## What is being asked
Write out, without changes, the lines of the material between the line holding "449, 850, 580]" and the line holding "318, 1268, 449]", inclusive.

## Input rows
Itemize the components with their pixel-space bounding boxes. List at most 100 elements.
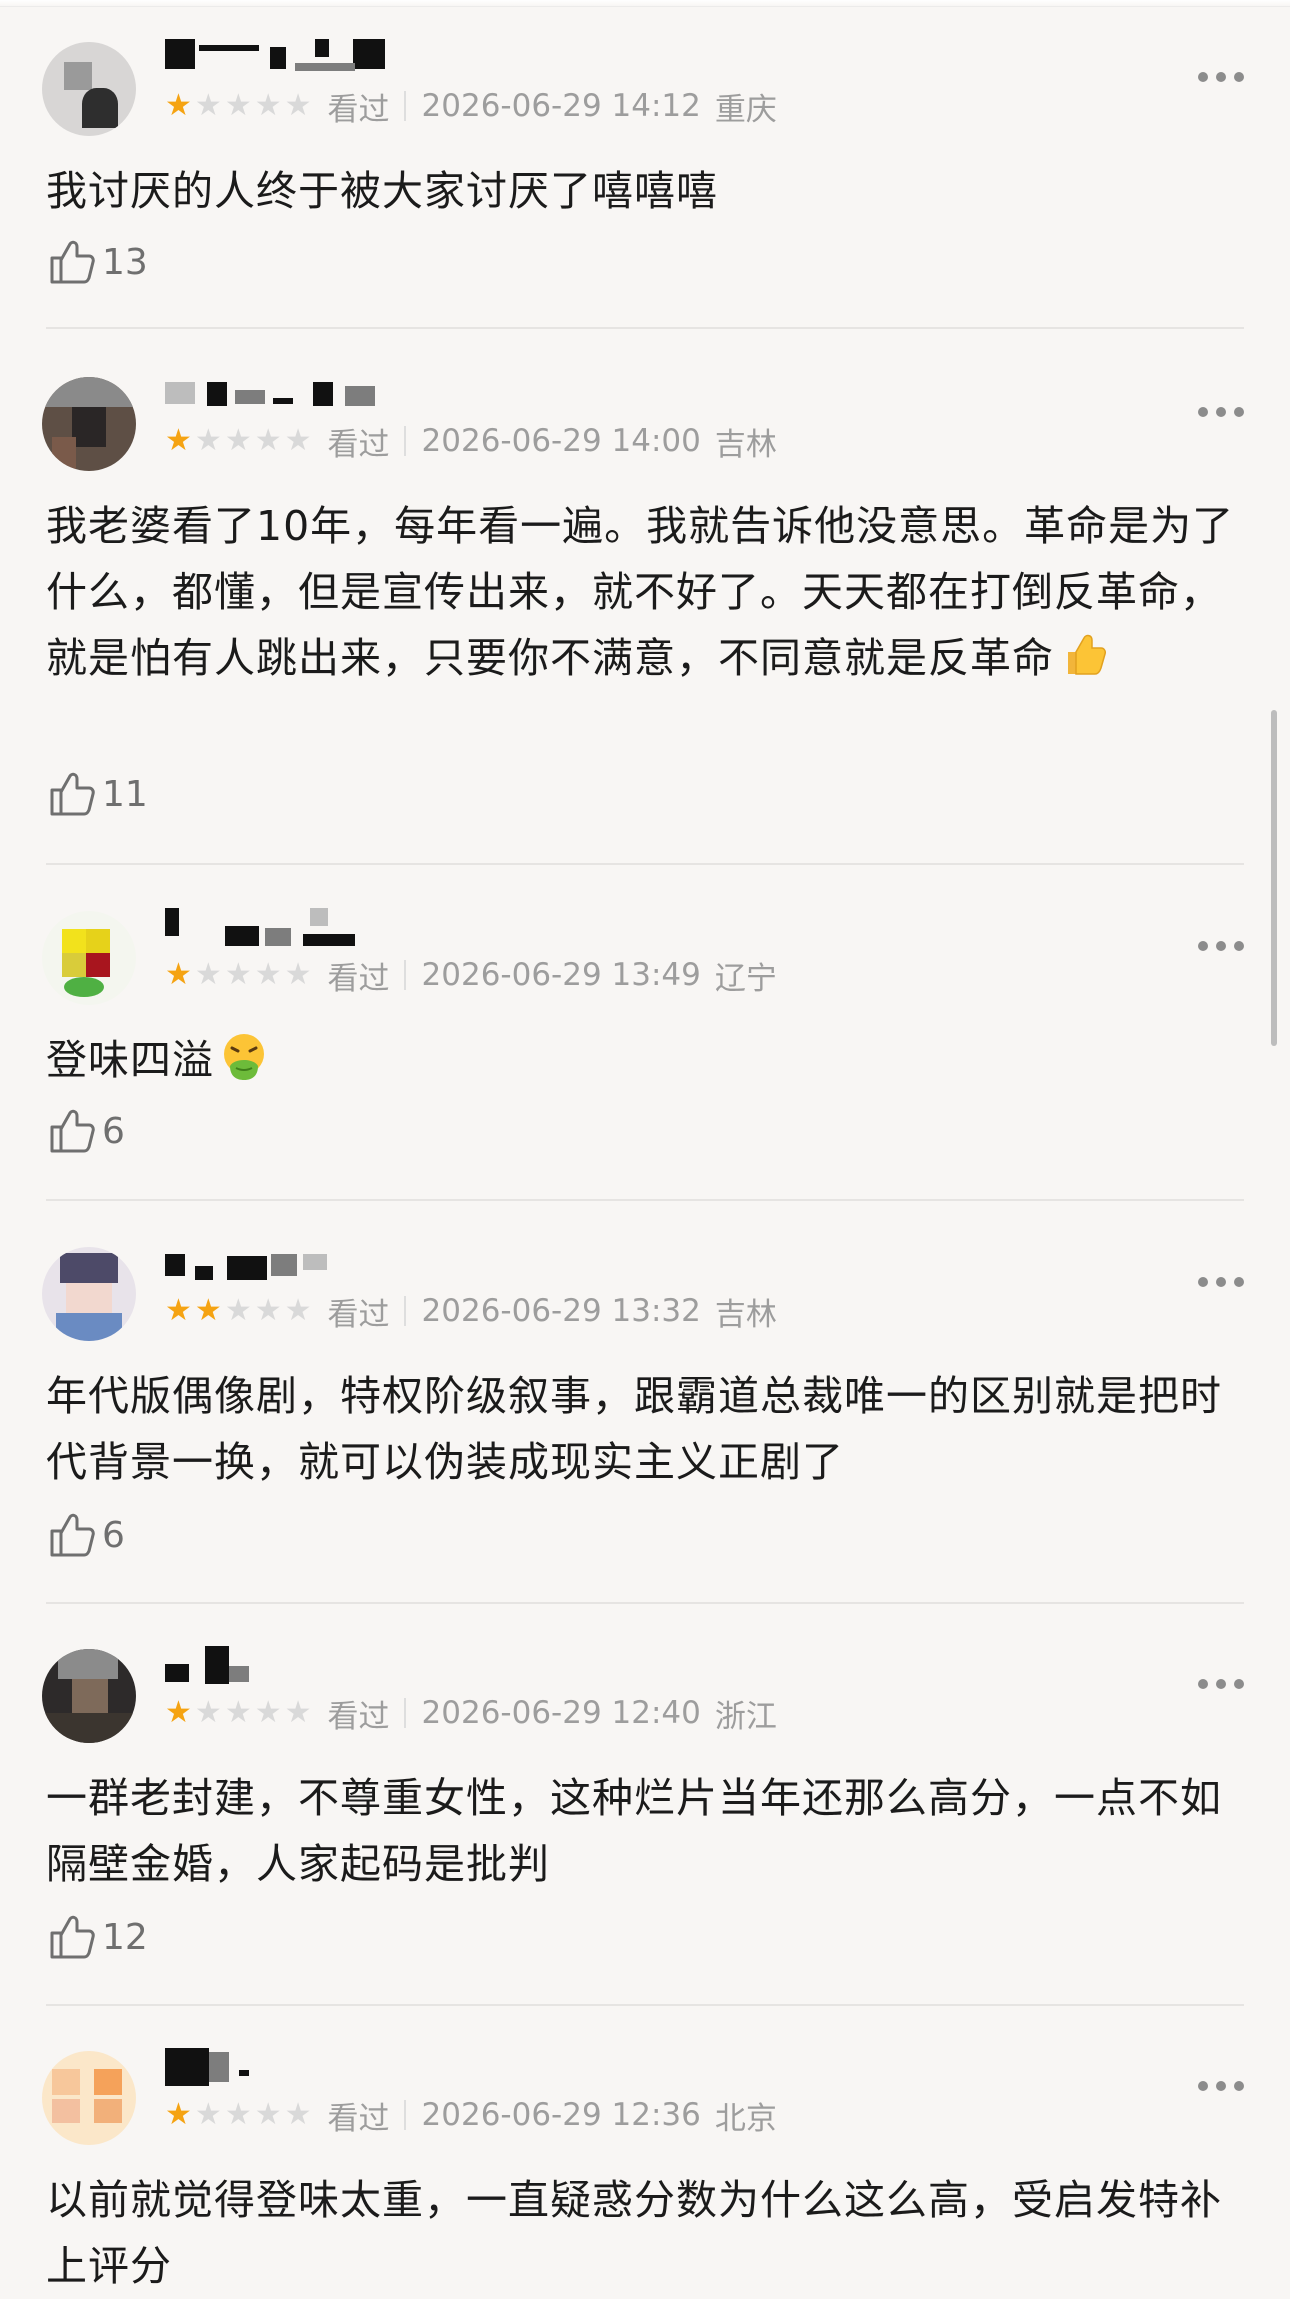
like-button[interactable]: 6 xyxy=(46,1505,125,1565)
avatar[interactable] xyxy=(42,1649,136,1743)
watch-status: 看过 xyxy=(327,1698,390,1735)
scrollbar[interactable] xyxy=(1271,710,1277,1046)
divider xyxy=(46,1602,1244,1604)
avatar[interactable] xyxy=(42,377,136,471)
star-icon: ★ xyxy=(194,957,222,992)
review-region: 浙江 xyxy=(714,1698,777,1735)
thumbs-up-icon xyxy=(50,1513,95,1557)
username-redacted[interactable] xyxy=(165,1646,425,1690)
thumbs-up-emoji xyxy=(1068,634,1106,675)
star-icon: ★ xyxy=(284,2097,312,2132)
star-icon: ★ xyxy=(194,1695,222,1730)
star-icon: ★ xyxy=(165,2097,192,2132)
avatar[interactable] xyxy=(42,1247,136,1341)
meta-separator xyxy=(403,2100,406,2130)
review-datetime: 2026-06-29 14:12 xyxy=(421,88,701,124)
divider xyxy=(46,863,1244,865)
divider xyxy=(46,2004,1244,2006)
star-icon: ★ xyxy=(165,423,192,458)
watch-status: 看过 xyxy=(327,426,390,463)
avatar[interactable] xyxy=(42,911,136,1005)
star-icon: ★ xyxy=(284,423,312,458)
review-datetime: 2026-06-29 12:36 xyxy=(421,2097,701,2133)
star-icon: ★ xyxy=(224,957,252,992)
review-region: 北京 xyxy=(714,2100,777,2137)
review-text: 年代版偶像剧，特权阶级叙事，跟霸道总裁唯一的区别就是把时代背景一换，就可以伪装成… xyxy=(46,1372,1222,1486)
review-region: 吉林 xyxy=(714,1296,777,1333)
meta-separator xyxy=(403,426,406,456)
thumbs-up-icon xyxy=(50,1915,95,1959)
review-content: 我讨厌的人终于被大家讨厌了嘻嘻嘻 xyxy=(46,158,1246,224)
review-datetime: 2026-06-29 12:40 xyxy=(421,1695,701,1731)
star-icon: ★ xyxy=(284,88,312,123)
star-icon: ★ xyxy=(284,1695,312,1730)
star-icon: ★ xyxy=(254,88,282,123)
star-icon: ★ xyxy=(194,2097,222,2132)
like-button[interactable]: 6 xyxy=(46,1101,125,1161)
more-dots-icon[interactable] xyxy=(1198,70,1244,84)
more-dots-icon[interactable] xyxy=(1198,1275,1244,1289)
username-redacted[interactable] xyxy=(165,39,425,83)
review-content: 登味四溢 xyxy=(46,1027,1246,1093)
rating-stars: ★ ★ ★ ★ ★ xyxy=(165,1698,312,1728)
avatar[interactable] xyxy=(42,42,136,136)
star-icon: ★ xyxy=(194,1293,222,1328)
star-icon: ★ xyxy=(224,1695,252,1730)
watch-status: 看过 xyxy=(327,91,390,128)
review-text: 以前就觉得登味太重，一直疑惑分数为什么这么高，受启发特补上评分 xyxy=(46,2176,1222,2290)
review-content: 我老婆看了10年，每年看一遍。我就告诉他没意思。革命是为了什么，都懂，但是宣传出… xyxy=(46,493,1246,691)
rating-stars: ★ ★ ★ ★ ★ xyxy=(165,91,312,121)
review-region: 重庆 xyxy=(714,91,777,128)
avatar[interactable] xyxy=(42,2051,136,2145)
like-button[interactable]: 13 xyxy=(46,232,148,292)
divider xyxy=(46,1199,1244,1201)
username-redacted[interactable] xyxy=(165,908,425,952)
star-icon: ★ xyxy=(165,957,192,992)
review-meta: ★ ★ ★ ★ ★ 看过 2026-06-29 12:40 浙江 xyxy=(165,1693,777,1735)
review-text: 我讨厌的人终于被大家讨厌了嘻嘻嘻 xyxy=(46,167,718,215)
star-icon: ★ xyxy=(284,957,312,992)
meta-separator xyxy=(403,1296,406,1326)
review-meta: ★ ★ ★ ★ ★ 看过 2026-06-29 12:36 北京 xyxy=(165,2095,777,2137)
rating-stars: ★ ★ ★ ★ ★ xyxy=(165,1296,312,1326)
meta-separator xyxy=(403,1698,406,1728)
review-meta: ★ ★ ★ ★ ★ 看过 2026-06-29 13:32 吉林 xyxy=(165,1291,777,1333)
review-region: 辽宁 xyxy=(714,960,777,997)
watch-status: 看过 xyxy=(327,2100,390,2137)
nauseated-face-emoji xyxy=(224,1034,264,1080)
review-meta: ★ ★ ★ ★ ★ 看过 2026-06-29 13:49 辽宁 xyxy=(165,955,777,997)
like-button[interactable]: 12 xyxy=(46,1907,148,1967)
star-icon: ★ xyxy=(254,957,282,992)
username-redacted[interactable] xyxy=(165,2048,425,2092)
review-text: 我老婆看了10年，每年看一遍。我就告诉他没意思。革命是为了什么，都懂，但是宣传出… xyxy=(46,502,1235,682)
more-dots-icon[interactable] xyxy=(1198,1677,1244,1691)
review-text: 登味四溢 xyxy=(46,1036,214,1084)
like-count: 6 xyxy=(102,1514,125,1556)
star-icon: ★ xyxy=(224,2097,252,2132)
username-redacted[interactable] xyxy=(165,374,425,418)
like-count: 13 xyxy=(102,241,148,283)
meta-separator xyxy=(403,960,406,990)
rating-stars: ★ ★ ★ ★ ★ xyxy=(165,426,312,456)
more-dots-icon[interactable] xyxy=(1198,2079,1244,2093)
rating-stars: ★ ★ ★ ★ ★ xyxy=(165,2100,312,2130)
more-dots-icon[interactable] xyxy=(1198,405,1244,419)
star-icon: ★ xyxy=(224,1293,252,1328)
review-content: 年代版偶像剧，特权阶级叙事，跟霸道总裁唯一的区别就是把时代背景一换，就可以伪装成… xyxy=(46,1363,1246,1495)
divider xyxy=(46,327,1244,329)
like-count: 6 xyxy=(102,1110,125,1152)
like-count: 12 xyxy=(102,1916,148,1958)
star-icon: ★ xyxy=(165,88,192,123)
star-icon: ★ xyxy=(254,2097,282,2132)
username-redacted[interactable] xyxy=(165,1244,425,1288)
thumbs-up-icon xyxy=(50,772,95,816)
meta-separator xyxy=(403,91,406,121)
star-icon: ★ xyxy=(194,88,222,123)
like-count: 11 xyxy=(102,773,148,815)
review-content: 一群老封建，不尊重女性，这种烂片当年还那么高分，一点不如隔壁金婚，人家起码是批判 xyxy=(46,1765,1246,1897)
star-icon: ★ xyxy=(165,1293,192,1328)
more-dots-icon[interactable] xyxy=(1198,939,1244,953)
like-button[interactable]: 11 xyxy=(46,764,148,824)
star-icon: ★ xyxy=(194,423,222,458)
rating-stars: ★ ★ ★ ★ ★ xyxy=(165,960,312,990)
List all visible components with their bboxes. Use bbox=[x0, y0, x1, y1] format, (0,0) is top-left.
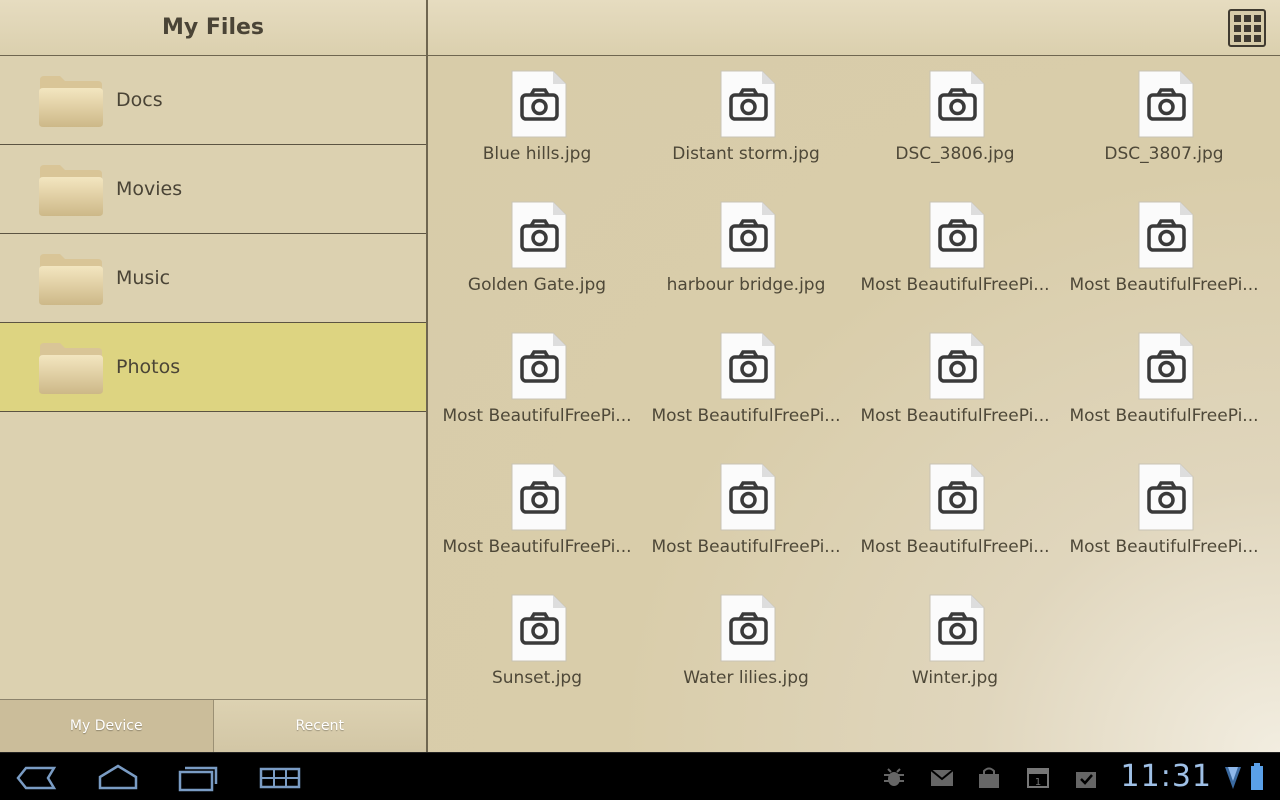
file-item[interactable]: Most BeautifulFreePi... bbox=[641, 449, 850, 580]
screenshot-icon[interactable] bbox=[258, 763, 302, 793]
battery-icon bbox=[1251, 763, 1263, 790]
back-icon[interactable] bbox=[14, 763, 60, 793]
image-file-icon bbox=[720, 594, 776, 662]
usb-debug-icon bbox=[884, 768, 904, 786]
image-file-icon bbox=[720, 463, 776, 531]
image-file-icon bbox=[1138, 463, 1194, 531]
folder-icon bbox=[39, 165, 103, 216]
image-file-icon bbox=[511, 594, 567, 662]
file-name: DSC_3806.jpg bbox=[895, 144, 1015, 164]
folder-label: Docs bbox=[116, 89, 163, 111]
image-file-icon bbox=[929, 594, 985, 662]
file-name: Sunset.jpg bbox=[491, 668, 583, 688]
file-item[interactable]: Most BeautifulFreePi... bbox=[1059, 318, 1268, 449]
folder-row-music[interactable]: Music bbox=[0, 234, 426, 323]
file-name: Most BeautifulFreePi... bbox=[442, 537, 632, 557]
file-item[interactable]: Most BeautifulFreePi... bbox=[1059, 187, 1268, 318]
image-file-icon bbox=[511, 70, 567, 138]
file-name: Most BeautifulFreePi... bbox=[651, 537, 841, 557]
folder-panel: My Files Docs Movies Music Photos My Device… bbox=[0, 0, 426, 752]
image-file-icon bbox=[1138, 70, 1194, 138]
clock[interactable]: 11:31 bbox=[1121, 759, 1212, 794]
file-name: harbour bridge.jpg bbox=[666, 275, 826, 295]
folder-label: Photos bbox=[116, 356, 181, 378]
file-item[interactable]: DSC_3806.jpg bbox=[850, 56, 1059, 187]
image-file-icon bbox=[929, 70, 985, 138]
file-name: Water lilies.jpg bbox=[683, 668, 809, 688]
file-item[interactable]: harbour bridge.jpg bbox=[641, 187, 850, 318]
folder-icon bbox=[39, 343, 103, 394]
image-file-icon bbox=[511, 332, 567, 400]
file-name: Most BeautifulFreePi... bbox=[651, 406, 841, 426]
folder-label: Movies bbox=[116, 178, 183, 200]
image-file-icon bbox=[511, 201, 567, 269]
file-item[interactable]: Sunset.jpg bbox=[432, 580, 641, 711]
file-name: Most BeautifulFreePi... bbox=[1069, 406, 1259, 426]
file-item[interactable]: Most BeautifulFreePi... bbox=[432, 318, 641, 449]
grid-view-button[interactable] bbox=[1228, 9, 1266, 47]
file-name: Distant storm.jpg bbox=[672, 144, 820, 164]
file-item[interactable]: Golden Gate.jpg bbox=[432, 187, 641, 318]
panel-header: My Files bbox=[0, 0, 426, 56]
image-file-icon bbox=[929, 201, 985, 269]
system-bar: 1 11:31 bbox=[0, 752, 1280, 800]
file-panel-header bbox=[428, 0, 1280, 56]
folder-label: Music bbox=[116, 267, 171, 289]
image-file-icon bbox=[929, 463, 985, 531]
file-item[interactable]: Most BeautifulFreePi... bbox=[432, 449, 641, 580]
folder-row-photos[interactable]: Photos bbox=[0, 323, 426, 412]
file-grid: Blue hills.jpg Distant storm.jpg DSC_3806.… bbox=[428, 56, 1280, 711]
file-name: Most BeautifulFreePi... bbox=[860, 406, 1050, 426]
file-item[interactable]: Blue hills.jpg bbox=[432, 56, 641, 187]
file-name: Winter.jpg bbox=[911, 668, 999, 688]
file-name: Most BeautifulFreePi... bbox=[1069, 537, 1259, 557]
gmail-icon bbox=[930, 769, 954, 786]
image-file-icon bbox=[929, 332, 985, 400]
home-icon[interactable] bbox=[96, 763, 140, 793]
store-icon bbox=[979, 767, 999, 788]
tab-label: Recent bbox=[295, 718, 344, 734]
image-file-icon bbox=[720, 70, 776, 138]
recent-apps-icon[interactable] bbox=[176, 763, 220, 793]
image-file-icon bbox=[1138, 332, 1194, 400]
file-name: DSC_3807.jpg bbox=[1104, 144, 1224, 164]
image-file-icon bbox=[511, 463, 567, 531]
image-file-icon bbox=[720, 332, 776, 400]
file-item[interactable]: Most BeautifulFreePi... bbox=[850, 449, 1059, 580]
folder-row-docs[interactable]: Docs bbox=[0, 56, 426, 145]
wifi-icon bbox=[1225, 767, 1241, 789]
grid-view-icon bbox=[1233, 14, 1241, 22]
file-panel: Blue hills.jpg Distant storm.jpg DSC_3806.… bbox=[428, 0, 1280, 752]
file-item[interactable]: Distant storm.jpg bbox=[641, 56, 850, 187]
file-item[interactable]: Most BeautifulFreePi... bbox=[850, 187, 1059, 318]
file-name: Most BeautifulFreePi... bbox=[442, 406, 632, 426]
folder-icon bbox=[39, 76, 103, 127]
file-item[interactable]: DSC_3807.jpg bbox=[1059, 56, 1268, 187]
file-name: Most BeautifulFreePi... bbox=[860, 537, 1050, 557]
folder-icon bbox=[39, 254, 103, 305]
folder-row-movies[interactable]: Movies bbox=[0, 145, 426, 234]
tasks-icon bbox=[1076, 772, 1096, 788]
file-name: Most BeautifulFreePi... bbox=[860, 275, 1050, 295]
tab-label: My Device bbox=[69, 718, 143, 734]
file-item[interactable]: Most BeautifulFreePi... bbox=[850, 318, 1059, 449]
tab-recent[interactable]: Recent bbox=[213, 700, 426, 752]
file-name: Most BeautifulFreePi... bbox=[1069, 275, 1259, 295]
folder-list: Docs Movies Music Photos bbox=[0, 56, 426, 412]
file-item[interactable]: Winter.jpg bbox=[850, 580, 1059, 711]
page-title: My Files bbox=[161, 15, 265, 40]
file-item[interactable]: Most BeautifulFreePi... bbox=[641, 318, 850, 449]
tab-my-device[interactable]: My Device bbox=[0, 700, 214, 752]
file-name: Golden Gate.jpg bbox=[467, 275, 607, 295]
file-item[interactable]: Most BeautifulFreePi... bbox=[1059, 449, 1268, 580]
bottom-tabs: My Device Recent bbox=[0, 699, 426, 752]
svg-text:1: 1 bbox=[1035, 777, 1041, 788]
image-file-icon bbox=[1138, 201, 1194, 269]
image-file-icon bbox=[720, 201, 776, 269]
file-name: Blue hills.jpg bbox=[482, 144, 592, 164]
file-item[interactable]: Water lilies.jpg bbox=[641, 580, 850, 711]
calendar-icon: 1 bbox=[1027, 768, 1049, 788]
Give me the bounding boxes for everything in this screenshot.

## Output for this exercise
file-item[interactable]: Most BeautifulFreePi... bbox=[641, 449, 850, 580]
screenshot-icon[interactable] bbox=[258, 763, 302, 793]
battery-icon bbox=[1251, 763, 1263, 790]
back-icon[interactable] bbox=[14, 763, 60, 793]
image-file-icon bbox=[720, 594, 776, 662]
usb-debug-icon bbox=[884, 768, 904, 786]
image-file-icon bbox=[720, 463, 776, 531]
image-file-icon bbox=[1138, 463, 1194, 531]
folder-icon bbox=[39, 165, 103, 216]
image-file-icon bbox=[511, 594, 567, 662]
file-name: DSC_3806.jpg bbox=[895, 144, 1015, 164]
folder-label: Docs bbox=[116, 89, 163, 111]
image-file-icon bbox=[929, 594, 985, 662]
file-name: Sunset.jpg bbox=[491, 668, 583, 688]
file-item[interactable]: Most BeautifulFreePi... bbox=[1059, 318, 1268, 449]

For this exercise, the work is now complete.